### THE TASK
Copy all lines that contain the word "将用于学校教学材料印刷费".

• • • • • • •

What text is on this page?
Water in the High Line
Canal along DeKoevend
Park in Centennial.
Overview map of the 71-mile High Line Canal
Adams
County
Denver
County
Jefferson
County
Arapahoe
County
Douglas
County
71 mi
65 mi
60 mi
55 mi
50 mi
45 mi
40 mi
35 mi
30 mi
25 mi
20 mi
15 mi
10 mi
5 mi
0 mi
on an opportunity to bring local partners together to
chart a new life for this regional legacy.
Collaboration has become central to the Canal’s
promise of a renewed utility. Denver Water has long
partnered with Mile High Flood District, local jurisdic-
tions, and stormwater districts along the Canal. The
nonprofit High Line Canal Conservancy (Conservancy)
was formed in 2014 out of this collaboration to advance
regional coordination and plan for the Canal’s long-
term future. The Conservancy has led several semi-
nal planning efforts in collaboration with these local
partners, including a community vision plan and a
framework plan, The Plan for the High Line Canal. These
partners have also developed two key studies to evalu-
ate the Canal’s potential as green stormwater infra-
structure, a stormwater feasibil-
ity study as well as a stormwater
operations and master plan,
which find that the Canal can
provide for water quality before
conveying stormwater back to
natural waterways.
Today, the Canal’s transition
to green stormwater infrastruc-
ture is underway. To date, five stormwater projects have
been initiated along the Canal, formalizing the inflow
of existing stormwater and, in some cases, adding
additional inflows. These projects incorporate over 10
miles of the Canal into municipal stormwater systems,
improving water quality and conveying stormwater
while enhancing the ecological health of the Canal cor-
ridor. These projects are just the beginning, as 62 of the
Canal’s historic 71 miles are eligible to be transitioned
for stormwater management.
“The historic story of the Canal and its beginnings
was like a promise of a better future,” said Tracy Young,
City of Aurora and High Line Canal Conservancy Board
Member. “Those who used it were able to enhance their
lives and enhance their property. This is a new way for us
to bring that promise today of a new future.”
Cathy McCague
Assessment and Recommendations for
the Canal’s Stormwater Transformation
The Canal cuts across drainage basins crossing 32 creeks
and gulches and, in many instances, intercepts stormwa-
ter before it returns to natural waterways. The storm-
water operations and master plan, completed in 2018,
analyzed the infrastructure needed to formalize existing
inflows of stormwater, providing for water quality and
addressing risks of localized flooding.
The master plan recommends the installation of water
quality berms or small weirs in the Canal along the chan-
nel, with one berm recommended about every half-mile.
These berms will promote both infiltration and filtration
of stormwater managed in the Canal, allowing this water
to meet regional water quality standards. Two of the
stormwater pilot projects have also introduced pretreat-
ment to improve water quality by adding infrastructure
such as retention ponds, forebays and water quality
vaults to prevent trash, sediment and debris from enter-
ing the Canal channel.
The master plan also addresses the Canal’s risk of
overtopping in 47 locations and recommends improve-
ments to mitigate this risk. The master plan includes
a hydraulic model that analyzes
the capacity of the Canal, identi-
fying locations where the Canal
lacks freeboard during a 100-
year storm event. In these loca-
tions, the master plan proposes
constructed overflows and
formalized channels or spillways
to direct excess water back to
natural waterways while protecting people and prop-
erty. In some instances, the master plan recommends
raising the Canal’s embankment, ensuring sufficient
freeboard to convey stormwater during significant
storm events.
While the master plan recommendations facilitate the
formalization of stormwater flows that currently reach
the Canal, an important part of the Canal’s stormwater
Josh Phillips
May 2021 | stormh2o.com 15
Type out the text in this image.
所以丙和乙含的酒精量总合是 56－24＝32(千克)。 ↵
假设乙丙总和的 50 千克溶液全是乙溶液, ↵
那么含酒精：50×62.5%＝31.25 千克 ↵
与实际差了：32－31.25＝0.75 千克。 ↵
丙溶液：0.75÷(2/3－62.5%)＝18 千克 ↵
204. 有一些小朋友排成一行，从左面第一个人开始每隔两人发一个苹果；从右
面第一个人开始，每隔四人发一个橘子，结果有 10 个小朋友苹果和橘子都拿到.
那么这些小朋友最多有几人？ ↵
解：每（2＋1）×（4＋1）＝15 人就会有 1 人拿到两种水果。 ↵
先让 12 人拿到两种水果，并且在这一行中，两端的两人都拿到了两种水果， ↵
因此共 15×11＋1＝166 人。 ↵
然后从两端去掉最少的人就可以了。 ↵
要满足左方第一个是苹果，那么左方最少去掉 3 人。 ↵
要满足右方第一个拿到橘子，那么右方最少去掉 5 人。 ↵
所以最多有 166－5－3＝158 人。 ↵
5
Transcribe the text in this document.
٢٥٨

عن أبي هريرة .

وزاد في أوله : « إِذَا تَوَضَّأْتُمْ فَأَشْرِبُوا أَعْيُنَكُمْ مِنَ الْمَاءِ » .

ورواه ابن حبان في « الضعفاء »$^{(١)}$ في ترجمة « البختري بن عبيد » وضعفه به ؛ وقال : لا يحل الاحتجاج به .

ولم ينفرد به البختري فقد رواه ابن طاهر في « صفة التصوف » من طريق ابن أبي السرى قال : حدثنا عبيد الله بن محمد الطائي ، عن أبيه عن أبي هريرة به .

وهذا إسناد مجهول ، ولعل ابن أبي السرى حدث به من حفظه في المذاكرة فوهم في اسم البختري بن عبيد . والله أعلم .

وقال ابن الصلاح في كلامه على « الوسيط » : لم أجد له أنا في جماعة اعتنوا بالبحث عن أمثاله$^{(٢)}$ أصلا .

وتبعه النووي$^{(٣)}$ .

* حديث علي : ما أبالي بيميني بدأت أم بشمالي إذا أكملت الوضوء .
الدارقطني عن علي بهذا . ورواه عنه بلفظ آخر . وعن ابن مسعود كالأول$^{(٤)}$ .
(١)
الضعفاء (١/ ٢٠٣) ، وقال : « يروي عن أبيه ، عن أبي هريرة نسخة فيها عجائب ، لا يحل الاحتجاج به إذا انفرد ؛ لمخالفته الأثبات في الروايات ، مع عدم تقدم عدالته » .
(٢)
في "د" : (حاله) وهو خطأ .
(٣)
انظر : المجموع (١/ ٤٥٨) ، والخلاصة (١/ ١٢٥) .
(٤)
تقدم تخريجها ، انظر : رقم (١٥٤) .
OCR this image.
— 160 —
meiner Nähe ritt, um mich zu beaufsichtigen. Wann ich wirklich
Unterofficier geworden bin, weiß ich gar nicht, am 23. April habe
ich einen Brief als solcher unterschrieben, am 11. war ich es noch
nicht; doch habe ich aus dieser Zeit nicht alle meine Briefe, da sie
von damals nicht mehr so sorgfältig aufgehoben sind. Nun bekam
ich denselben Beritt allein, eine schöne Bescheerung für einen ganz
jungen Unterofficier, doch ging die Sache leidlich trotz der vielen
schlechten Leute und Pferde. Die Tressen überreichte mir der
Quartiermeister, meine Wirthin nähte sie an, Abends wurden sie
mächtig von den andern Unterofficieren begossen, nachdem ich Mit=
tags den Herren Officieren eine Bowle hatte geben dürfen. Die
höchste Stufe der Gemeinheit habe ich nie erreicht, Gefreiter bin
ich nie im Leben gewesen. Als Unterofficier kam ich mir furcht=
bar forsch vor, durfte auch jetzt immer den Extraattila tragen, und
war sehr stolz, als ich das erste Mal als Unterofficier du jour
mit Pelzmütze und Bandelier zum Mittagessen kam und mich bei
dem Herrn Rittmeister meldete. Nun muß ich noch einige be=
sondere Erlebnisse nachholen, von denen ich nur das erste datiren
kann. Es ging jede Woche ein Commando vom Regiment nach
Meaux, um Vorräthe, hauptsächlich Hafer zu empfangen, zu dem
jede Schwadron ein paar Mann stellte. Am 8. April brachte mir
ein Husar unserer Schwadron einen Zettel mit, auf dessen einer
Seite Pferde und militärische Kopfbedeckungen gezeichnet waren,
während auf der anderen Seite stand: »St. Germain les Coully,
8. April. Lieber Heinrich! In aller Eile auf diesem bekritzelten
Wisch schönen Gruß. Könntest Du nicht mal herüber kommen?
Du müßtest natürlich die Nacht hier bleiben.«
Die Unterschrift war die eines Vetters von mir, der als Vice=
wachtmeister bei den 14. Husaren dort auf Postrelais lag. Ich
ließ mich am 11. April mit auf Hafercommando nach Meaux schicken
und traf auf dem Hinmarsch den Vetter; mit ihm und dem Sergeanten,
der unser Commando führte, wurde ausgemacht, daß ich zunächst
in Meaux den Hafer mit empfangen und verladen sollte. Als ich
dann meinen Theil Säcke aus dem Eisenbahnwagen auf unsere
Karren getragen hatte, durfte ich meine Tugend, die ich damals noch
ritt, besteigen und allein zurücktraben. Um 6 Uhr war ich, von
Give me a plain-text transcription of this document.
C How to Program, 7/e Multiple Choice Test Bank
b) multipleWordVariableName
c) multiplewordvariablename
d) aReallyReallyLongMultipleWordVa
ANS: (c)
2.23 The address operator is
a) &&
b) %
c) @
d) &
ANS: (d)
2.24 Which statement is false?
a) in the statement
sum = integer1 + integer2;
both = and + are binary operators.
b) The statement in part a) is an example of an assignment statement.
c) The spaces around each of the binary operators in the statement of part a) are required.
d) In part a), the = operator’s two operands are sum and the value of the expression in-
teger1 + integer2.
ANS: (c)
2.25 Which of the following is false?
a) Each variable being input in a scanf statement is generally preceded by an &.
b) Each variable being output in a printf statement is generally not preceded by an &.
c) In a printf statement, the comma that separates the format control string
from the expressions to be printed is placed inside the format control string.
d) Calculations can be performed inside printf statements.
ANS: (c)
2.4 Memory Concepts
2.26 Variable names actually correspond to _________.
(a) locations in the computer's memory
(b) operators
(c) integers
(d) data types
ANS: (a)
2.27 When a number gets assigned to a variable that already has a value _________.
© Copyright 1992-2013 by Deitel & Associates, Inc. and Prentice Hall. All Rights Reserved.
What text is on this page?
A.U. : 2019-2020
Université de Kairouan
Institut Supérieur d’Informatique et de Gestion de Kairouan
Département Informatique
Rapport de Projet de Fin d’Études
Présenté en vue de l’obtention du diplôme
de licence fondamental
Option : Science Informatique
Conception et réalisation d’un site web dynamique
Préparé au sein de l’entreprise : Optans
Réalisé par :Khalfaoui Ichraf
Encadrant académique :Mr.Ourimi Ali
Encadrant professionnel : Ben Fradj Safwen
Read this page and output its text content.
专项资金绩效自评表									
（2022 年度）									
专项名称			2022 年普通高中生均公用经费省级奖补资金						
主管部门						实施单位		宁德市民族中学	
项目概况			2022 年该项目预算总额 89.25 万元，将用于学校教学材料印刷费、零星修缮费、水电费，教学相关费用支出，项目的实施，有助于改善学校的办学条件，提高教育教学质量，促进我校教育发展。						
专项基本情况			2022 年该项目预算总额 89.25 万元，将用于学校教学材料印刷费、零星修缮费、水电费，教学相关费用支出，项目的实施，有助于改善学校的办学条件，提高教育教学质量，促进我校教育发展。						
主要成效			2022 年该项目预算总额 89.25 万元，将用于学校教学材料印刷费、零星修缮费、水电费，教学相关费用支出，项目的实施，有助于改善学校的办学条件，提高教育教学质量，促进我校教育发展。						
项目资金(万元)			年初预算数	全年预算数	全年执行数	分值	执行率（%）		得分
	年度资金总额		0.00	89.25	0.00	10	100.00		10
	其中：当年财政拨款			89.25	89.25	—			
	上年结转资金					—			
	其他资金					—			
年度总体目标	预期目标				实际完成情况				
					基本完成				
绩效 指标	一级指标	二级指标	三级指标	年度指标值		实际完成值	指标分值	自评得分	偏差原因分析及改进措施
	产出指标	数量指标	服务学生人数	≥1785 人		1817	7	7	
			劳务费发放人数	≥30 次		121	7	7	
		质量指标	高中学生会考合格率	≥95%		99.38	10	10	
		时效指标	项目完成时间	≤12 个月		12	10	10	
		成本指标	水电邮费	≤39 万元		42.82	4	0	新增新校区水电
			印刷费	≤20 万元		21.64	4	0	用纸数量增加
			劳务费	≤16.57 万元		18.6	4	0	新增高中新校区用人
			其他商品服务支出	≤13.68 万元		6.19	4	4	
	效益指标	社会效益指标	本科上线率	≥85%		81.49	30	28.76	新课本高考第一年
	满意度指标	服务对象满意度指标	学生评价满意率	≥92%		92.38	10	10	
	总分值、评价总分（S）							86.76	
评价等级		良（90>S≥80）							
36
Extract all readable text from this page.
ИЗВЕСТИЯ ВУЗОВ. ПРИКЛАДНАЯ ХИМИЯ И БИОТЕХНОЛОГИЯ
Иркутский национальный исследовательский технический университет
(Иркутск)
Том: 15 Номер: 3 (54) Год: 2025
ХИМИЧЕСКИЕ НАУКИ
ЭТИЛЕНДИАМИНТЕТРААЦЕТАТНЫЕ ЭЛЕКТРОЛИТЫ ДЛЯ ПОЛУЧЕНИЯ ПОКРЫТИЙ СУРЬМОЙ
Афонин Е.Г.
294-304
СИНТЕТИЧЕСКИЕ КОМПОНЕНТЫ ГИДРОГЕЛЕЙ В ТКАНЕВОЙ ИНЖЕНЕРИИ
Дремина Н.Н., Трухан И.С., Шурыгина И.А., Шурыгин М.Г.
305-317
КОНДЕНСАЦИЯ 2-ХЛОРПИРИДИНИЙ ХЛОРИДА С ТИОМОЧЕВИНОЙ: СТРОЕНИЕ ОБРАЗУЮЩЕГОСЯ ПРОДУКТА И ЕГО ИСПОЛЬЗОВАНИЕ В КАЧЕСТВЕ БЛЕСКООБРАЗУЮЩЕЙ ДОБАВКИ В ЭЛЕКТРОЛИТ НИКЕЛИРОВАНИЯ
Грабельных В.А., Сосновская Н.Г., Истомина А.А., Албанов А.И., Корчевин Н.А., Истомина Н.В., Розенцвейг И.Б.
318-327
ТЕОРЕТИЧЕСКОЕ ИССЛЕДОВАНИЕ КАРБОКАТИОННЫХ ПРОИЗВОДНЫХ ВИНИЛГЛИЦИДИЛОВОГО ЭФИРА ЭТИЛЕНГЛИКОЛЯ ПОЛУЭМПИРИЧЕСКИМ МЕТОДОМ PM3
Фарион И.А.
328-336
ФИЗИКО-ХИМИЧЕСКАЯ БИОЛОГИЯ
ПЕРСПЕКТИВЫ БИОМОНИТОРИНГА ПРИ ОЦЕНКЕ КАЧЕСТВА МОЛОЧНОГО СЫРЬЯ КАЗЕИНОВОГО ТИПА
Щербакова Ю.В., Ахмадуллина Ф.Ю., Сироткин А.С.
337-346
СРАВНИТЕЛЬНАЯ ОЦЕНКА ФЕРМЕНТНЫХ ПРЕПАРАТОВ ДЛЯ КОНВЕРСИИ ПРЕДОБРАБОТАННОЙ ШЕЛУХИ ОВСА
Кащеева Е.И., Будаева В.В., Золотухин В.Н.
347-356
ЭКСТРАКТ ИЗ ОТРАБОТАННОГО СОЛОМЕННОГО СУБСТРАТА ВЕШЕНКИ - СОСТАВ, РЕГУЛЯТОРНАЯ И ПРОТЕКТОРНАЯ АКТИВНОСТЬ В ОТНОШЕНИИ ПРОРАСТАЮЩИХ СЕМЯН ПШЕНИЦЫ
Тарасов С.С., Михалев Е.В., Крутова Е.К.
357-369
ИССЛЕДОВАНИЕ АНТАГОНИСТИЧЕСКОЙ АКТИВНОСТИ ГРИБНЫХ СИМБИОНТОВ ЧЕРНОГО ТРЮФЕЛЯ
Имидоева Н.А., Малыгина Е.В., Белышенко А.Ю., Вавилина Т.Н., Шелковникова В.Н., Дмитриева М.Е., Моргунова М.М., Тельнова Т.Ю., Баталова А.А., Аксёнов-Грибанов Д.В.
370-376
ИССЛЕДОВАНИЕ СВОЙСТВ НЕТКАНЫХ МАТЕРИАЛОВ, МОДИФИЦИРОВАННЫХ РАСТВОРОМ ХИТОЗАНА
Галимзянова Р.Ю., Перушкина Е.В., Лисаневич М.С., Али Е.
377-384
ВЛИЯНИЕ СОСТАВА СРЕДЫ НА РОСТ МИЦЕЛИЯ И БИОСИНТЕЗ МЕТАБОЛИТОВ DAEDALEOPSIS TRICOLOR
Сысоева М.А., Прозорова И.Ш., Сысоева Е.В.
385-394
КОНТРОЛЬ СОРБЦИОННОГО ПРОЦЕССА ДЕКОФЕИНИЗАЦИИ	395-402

• • • • • • •

### EXERCISE OUTPUT
项目概况			2022 年该项目预算总额 89.25 万元，将用于学校教学材料印刷费、零星修缮费、水电费，教学相关费用支出，项目的实施，有助于改善学校的办学条件，提高教育教学质量，促进我校教育发展。						
专项基本情况			2022 年该项目预算总额 89.25 万元，将用于学校教学材料印刷费、零星修缮费、水电费，教学相关费用支出，项目的实施，有助于改善学校的办学条件，提高教育教学质量，促进我校教育发展。						
主要成效			2022 年该项目预算总额 89.25 万元，将用于学校教学材料印刷费、零星修缮费、水电费，教学相关费用支出，项目的实施，有助于改善学校的办学条件，提高教育教学质量，促进我校教育发展。						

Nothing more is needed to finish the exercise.